* _Exercise task_:
Pull out every line below containing the word "breakouts".

* _Stored rows_:

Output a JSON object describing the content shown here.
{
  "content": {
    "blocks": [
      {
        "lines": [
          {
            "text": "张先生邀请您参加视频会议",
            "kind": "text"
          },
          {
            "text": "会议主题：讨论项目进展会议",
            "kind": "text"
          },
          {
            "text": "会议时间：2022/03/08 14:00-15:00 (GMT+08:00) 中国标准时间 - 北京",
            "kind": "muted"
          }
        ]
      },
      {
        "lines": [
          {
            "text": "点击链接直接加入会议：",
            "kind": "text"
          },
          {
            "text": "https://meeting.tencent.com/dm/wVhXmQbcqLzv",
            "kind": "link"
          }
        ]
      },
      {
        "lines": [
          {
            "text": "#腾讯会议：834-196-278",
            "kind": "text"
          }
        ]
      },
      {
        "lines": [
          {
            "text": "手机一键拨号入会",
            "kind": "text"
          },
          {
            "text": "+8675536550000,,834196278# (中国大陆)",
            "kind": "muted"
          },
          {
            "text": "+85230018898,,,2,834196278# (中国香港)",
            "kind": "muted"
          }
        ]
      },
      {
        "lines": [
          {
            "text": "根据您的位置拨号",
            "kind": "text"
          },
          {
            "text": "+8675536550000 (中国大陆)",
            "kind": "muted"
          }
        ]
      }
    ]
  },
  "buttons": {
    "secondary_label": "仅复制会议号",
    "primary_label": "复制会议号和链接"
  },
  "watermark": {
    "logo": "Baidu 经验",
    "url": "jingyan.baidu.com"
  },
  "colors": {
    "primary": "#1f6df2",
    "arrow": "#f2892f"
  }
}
==
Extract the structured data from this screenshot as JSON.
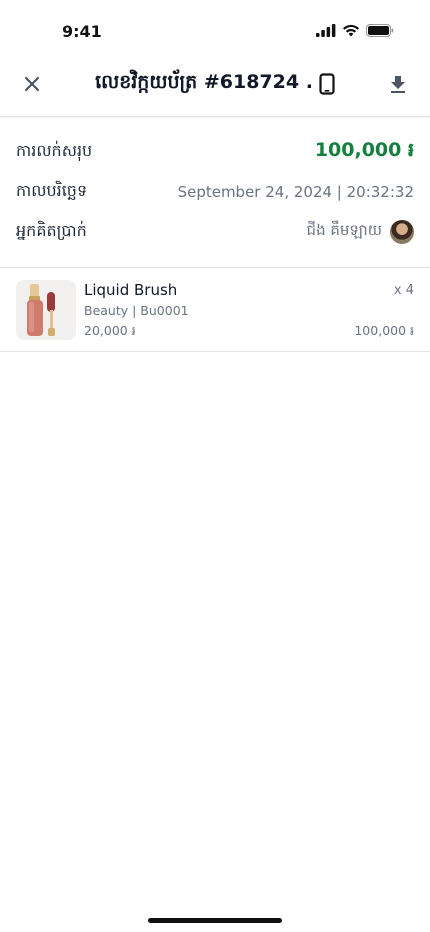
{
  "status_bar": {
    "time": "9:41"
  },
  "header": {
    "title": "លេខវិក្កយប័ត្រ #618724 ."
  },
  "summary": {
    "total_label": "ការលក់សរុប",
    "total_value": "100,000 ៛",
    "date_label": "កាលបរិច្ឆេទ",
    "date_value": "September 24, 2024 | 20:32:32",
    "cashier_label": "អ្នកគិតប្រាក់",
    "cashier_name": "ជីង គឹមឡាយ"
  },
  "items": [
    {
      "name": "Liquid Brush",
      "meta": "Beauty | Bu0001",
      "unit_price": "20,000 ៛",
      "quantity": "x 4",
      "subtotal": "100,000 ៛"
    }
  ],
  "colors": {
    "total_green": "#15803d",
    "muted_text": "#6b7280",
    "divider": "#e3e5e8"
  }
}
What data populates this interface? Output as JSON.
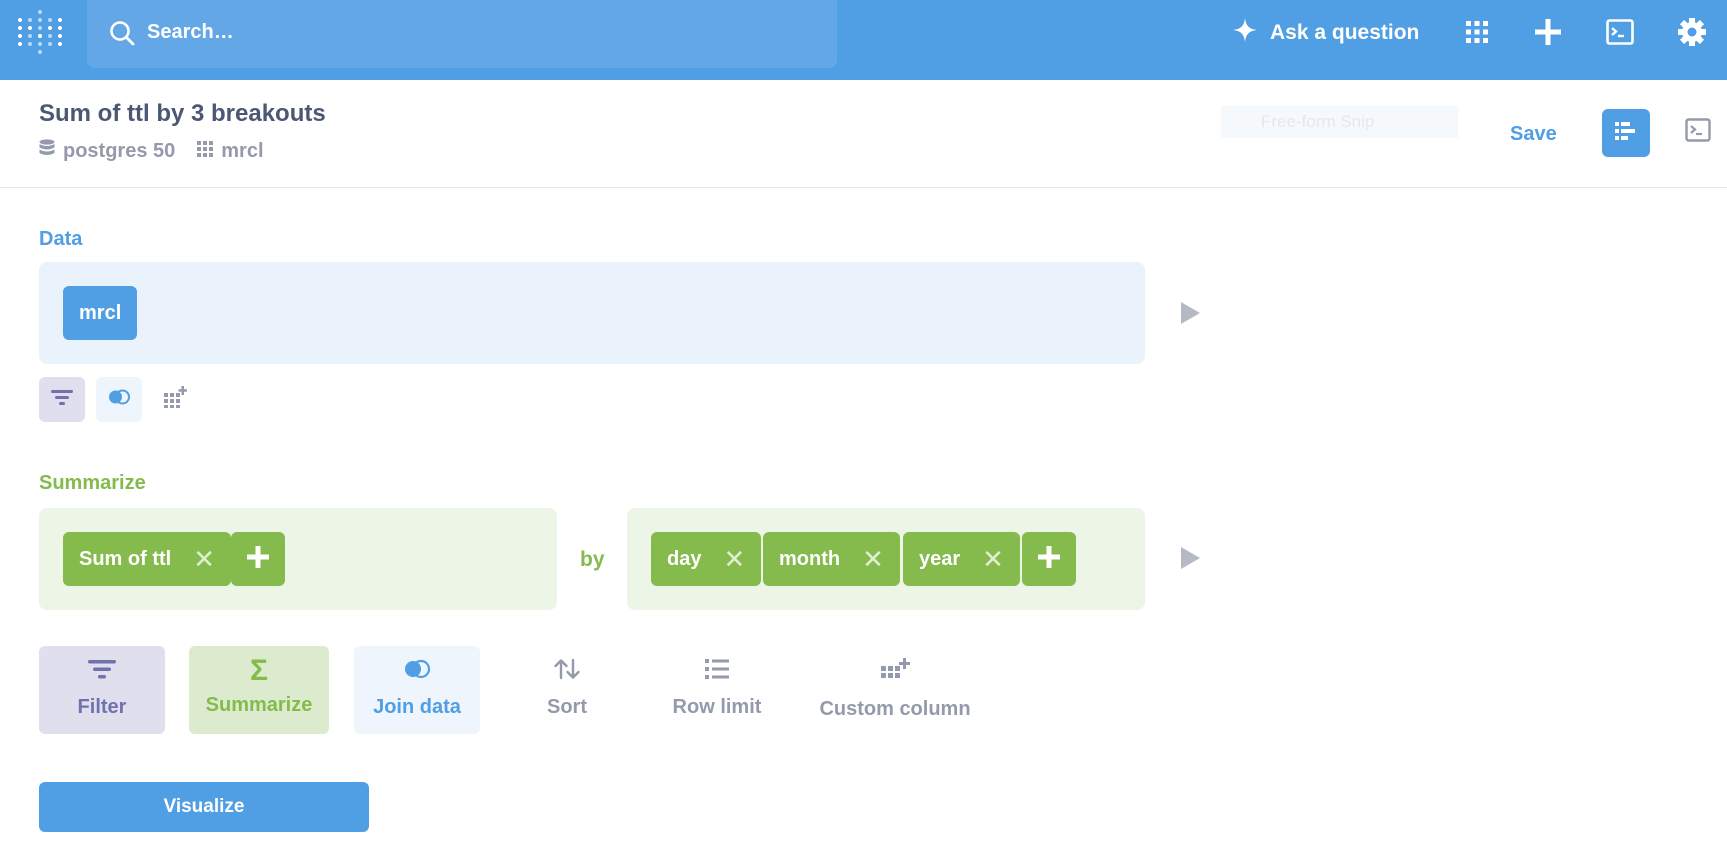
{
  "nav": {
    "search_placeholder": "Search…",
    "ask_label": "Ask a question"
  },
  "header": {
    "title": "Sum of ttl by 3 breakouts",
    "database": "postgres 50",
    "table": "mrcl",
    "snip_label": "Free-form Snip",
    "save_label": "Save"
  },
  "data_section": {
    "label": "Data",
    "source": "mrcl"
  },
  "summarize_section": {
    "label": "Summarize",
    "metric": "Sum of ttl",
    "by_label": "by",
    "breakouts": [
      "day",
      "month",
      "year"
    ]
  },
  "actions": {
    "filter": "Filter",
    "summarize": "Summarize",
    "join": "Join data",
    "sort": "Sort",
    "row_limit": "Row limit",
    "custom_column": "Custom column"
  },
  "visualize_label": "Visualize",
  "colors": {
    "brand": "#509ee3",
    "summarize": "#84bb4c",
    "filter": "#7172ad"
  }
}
...
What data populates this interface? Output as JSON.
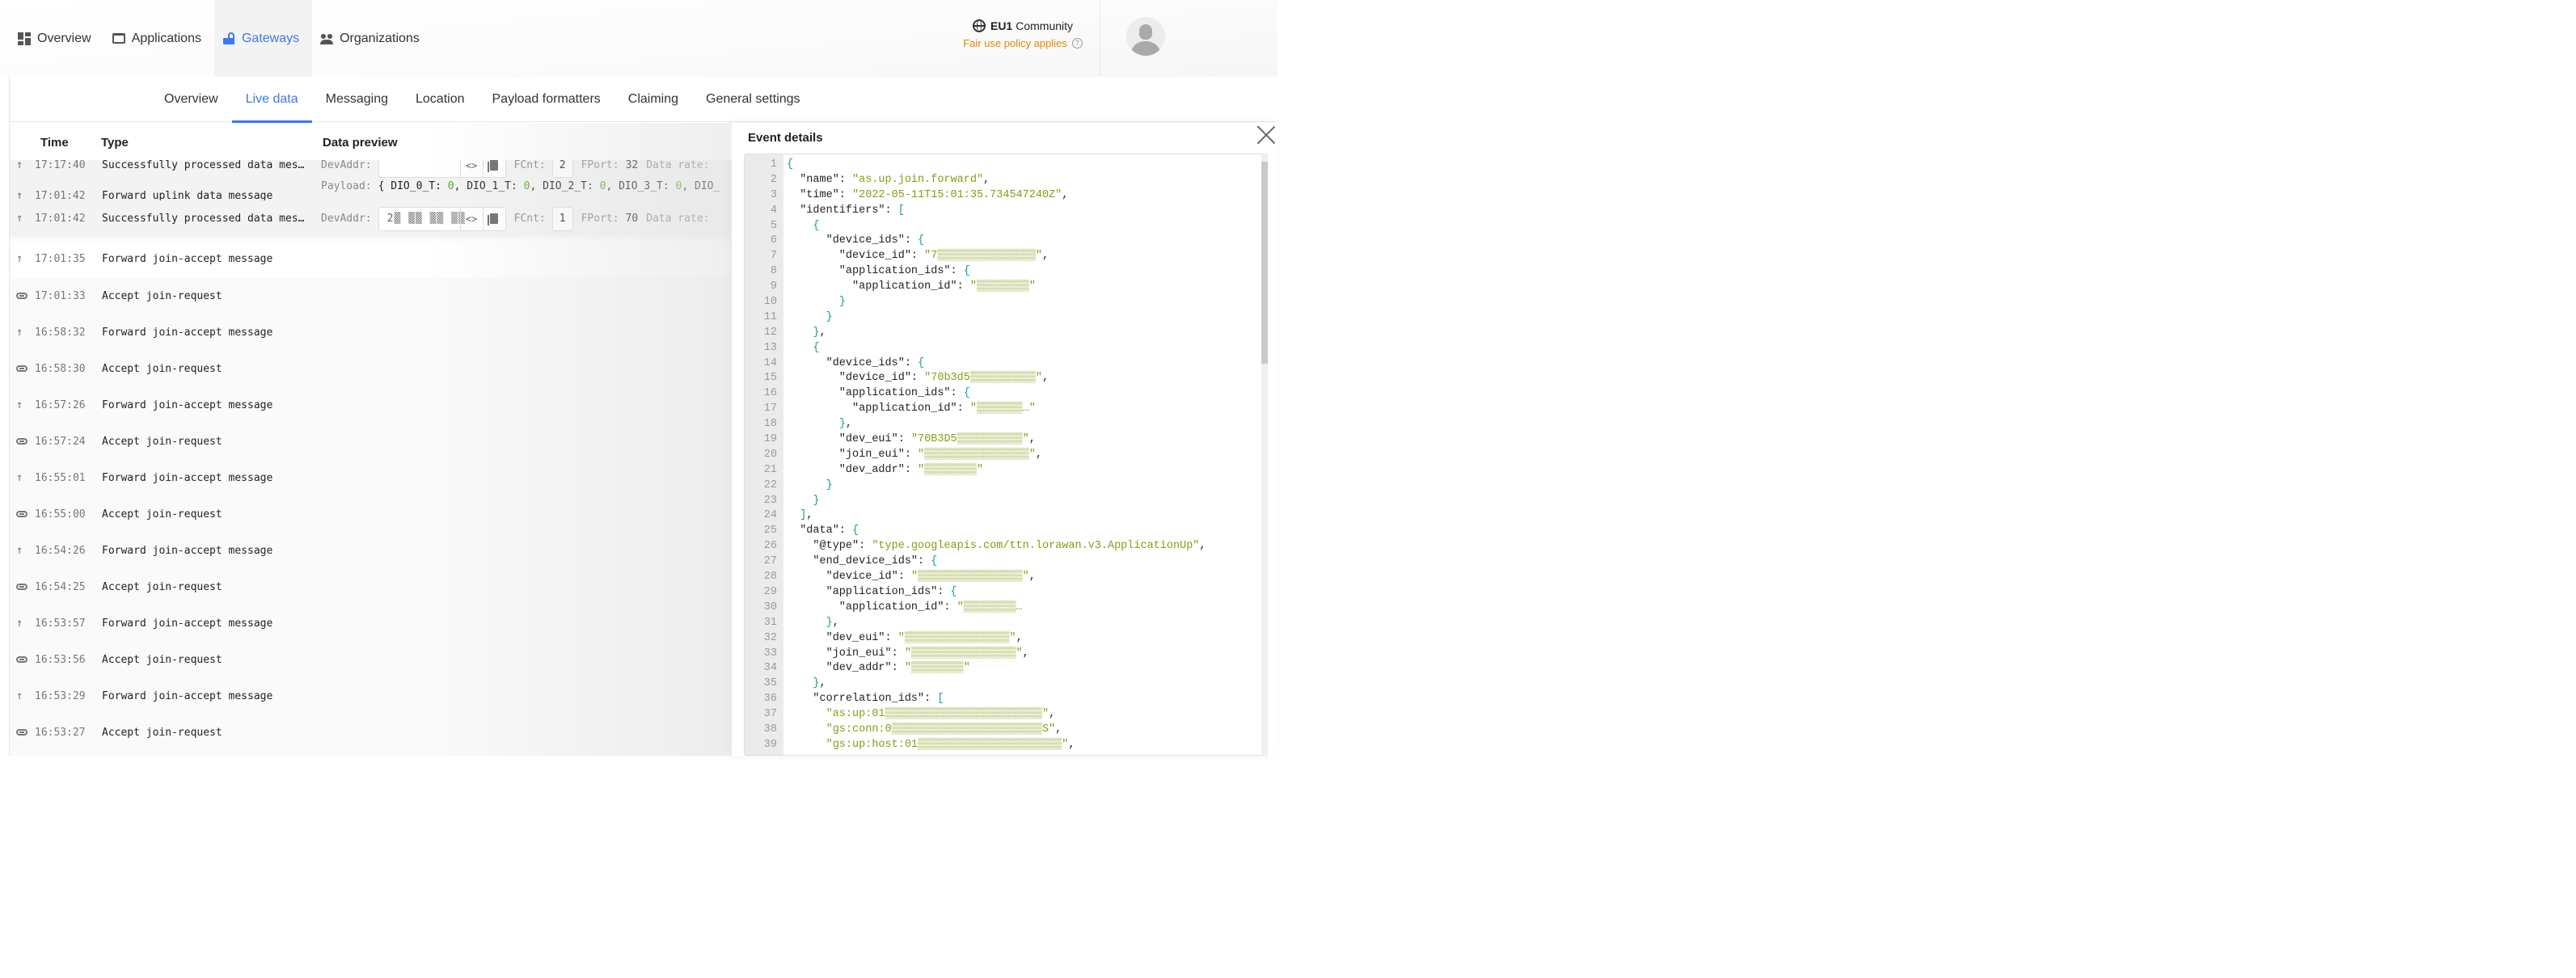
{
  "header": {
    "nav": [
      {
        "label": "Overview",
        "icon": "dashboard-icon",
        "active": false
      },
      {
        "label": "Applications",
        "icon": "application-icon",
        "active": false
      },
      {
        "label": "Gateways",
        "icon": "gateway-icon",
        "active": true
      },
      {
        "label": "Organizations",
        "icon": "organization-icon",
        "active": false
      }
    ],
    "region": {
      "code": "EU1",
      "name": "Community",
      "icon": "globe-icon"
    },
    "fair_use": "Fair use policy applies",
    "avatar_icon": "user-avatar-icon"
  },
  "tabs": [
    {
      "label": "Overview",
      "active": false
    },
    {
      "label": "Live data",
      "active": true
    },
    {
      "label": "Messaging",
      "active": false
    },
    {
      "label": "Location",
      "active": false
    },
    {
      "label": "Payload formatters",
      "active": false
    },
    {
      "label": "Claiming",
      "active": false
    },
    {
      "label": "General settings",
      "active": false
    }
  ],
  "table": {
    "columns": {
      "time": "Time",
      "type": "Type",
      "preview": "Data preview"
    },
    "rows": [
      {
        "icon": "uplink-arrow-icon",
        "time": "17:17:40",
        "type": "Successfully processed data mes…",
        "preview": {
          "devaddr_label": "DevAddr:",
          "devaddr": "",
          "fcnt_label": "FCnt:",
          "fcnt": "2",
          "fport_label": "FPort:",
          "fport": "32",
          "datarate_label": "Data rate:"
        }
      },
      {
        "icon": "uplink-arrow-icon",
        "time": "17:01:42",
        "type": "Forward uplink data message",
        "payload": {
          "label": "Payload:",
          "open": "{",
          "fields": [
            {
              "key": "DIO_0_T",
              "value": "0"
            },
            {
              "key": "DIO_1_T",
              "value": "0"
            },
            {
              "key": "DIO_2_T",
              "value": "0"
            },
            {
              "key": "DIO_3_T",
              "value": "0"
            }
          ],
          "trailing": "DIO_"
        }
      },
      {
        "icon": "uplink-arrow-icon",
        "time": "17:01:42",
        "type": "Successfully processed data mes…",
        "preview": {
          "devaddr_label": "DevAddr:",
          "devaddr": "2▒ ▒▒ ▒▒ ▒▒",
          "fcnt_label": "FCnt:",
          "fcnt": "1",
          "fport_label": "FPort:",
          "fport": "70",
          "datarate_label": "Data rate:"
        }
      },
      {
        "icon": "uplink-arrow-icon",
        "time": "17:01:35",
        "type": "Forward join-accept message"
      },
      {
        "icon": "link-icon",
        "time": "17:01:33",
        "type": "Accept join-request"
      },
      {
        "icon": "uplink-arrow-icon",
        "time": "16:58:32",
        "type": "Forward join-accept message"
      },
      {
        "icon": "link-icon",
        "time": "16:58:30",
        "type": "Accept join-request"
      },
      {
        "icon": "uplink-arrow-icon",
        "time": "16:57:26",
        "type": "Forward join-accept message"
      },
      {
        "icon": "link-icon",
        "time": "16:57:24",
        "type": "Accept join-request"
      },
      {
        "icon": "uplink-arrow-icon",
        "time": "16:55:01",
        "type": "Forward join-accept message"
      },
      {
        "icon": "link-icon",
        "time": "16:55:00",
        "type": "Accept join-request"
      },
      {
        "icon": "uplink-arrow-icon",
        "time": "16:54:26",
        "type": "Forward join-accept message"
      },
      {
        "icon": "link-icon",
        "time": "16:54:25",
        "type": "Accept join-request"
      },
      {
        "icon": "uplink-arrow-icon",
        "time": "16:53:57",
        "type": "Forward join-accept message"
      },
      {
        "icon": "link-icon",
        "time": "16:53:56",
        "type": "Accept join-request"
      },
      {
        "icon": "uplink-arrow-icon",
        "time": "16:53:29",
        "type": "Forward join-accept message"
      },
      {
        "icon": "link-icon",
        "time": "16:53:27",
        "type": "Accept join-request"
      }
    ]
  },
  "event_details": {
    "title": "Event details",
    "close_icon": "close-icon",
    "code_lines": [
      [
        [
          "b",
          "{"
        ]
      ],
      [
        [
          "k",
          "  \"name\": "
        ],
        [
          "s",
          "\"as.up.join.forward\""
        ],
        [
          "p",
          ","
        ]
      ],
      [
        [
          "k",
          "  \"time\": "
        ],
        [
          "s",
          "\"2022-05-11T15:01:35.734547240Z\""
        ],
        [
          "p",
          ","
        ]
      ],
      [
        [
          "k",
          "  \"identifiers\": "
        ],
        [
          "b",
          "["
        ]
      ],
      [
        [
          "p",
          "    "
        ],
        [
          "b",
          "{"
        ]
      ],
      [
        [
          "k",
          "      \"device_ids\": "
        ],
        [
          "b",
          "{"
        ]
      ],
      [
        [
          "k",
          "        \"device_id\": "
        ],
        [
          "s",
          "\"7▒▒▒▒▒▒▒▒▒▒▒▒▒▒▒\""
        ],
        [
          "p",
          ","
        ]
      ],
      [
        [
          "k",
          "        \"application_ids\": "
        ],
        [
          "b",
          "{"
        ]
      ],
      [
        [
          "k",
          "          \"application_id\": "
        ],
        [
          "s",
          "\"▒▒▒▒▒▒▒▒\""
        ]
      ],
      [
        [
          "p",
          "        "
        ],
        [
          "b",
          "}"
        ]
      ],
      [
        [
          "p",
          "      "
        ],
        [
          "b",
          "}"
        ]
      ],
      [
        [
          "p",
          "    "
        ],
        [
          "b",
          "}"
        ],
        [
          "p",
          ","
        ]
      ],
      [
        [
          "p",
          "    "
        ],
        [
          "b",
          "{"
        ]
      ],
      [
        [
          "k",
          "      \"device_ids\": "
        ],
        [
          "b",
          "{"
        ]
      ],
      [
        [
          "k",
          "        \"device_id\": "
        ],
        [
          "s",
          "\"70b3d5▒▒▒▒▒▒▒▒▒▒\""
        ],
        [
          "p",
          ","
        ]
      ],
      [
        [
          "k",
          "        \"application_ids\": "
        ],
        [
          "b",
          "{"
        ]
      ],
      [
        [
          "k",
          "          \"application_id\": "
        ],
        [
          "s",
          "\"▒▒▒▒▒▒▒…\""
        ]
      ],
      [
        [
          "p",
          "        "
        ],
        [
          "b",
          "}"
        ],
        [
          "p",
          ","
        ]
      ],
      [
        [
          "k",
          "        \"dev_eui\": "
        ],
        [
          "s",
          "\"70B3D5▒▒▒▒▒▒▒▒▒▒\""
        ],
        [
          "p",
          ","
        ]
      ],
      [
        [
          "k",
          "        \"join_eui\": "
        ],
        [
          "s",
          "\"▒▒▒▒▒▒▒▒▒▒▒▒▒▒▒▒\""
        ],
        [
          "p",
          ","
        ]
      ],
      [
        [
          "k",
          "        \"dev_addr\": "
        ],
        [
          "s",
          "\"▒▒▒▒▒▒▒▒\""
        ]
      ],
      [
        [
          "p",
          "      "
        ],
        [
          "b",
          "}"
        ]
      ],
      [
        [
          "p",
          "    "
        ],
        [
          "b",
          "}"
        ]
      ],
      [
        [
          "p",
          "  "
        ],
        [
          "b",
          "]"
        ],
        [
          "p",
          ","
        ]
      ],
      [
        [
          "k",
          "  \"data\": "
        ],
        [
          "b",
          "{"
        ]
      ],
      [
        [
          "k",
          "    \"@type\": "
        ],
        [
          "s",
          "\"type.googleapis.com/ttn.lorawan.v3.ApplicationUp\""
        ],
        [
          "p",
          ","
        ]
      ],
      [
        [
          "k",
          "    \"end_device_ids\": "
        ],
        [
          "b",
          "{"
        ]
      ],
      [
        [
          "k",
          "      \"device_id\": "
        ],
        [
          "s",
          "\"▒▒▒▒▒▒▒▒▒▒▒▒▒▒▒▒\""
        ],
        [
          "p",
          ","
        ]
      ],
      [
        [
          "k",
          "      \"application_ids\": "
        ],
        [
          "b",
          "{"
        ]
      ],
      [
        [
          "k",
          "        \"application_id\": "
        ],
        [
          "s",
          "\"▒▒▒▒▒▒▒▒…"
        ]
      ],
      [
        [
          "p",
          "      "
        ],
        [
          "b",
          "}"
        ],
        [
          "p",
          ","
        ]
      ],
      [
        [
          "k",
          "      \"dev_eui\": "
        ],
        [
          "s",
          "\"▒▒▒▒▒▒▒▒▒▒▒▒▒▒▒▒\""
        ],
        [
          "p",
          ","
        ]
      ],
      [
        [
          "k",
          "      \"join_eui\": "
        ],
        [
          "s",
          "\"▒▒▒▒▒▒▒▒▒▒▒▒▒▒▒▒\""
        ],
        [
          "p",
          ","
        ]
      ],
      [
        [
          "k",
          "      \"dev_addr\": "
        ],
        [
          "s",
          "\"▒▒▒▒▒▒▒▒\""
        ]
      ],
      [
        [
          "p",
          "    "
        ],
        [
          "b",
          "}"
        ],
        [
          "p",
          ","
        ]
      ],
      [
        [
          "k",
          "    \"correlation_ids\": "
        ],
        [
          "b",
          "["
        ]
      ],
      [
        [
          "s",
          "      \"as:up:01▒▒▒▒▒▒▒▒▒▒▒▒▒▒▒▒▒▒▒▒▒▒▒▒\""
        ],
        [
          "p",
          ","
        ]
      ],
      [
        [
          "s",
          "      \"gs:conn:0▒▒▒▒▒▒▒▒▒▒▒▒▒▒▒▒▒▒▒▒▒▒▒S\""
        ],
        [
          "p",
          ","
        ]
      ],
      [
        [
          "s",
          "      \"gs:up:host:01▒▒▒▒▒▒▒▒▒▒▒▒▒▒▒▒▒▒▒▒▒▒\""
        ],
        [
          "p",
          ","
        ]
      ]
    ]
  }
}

* _Answer for the task_:
    "title": "Sum of ttl by 3 breakouts",
    "breakouts": [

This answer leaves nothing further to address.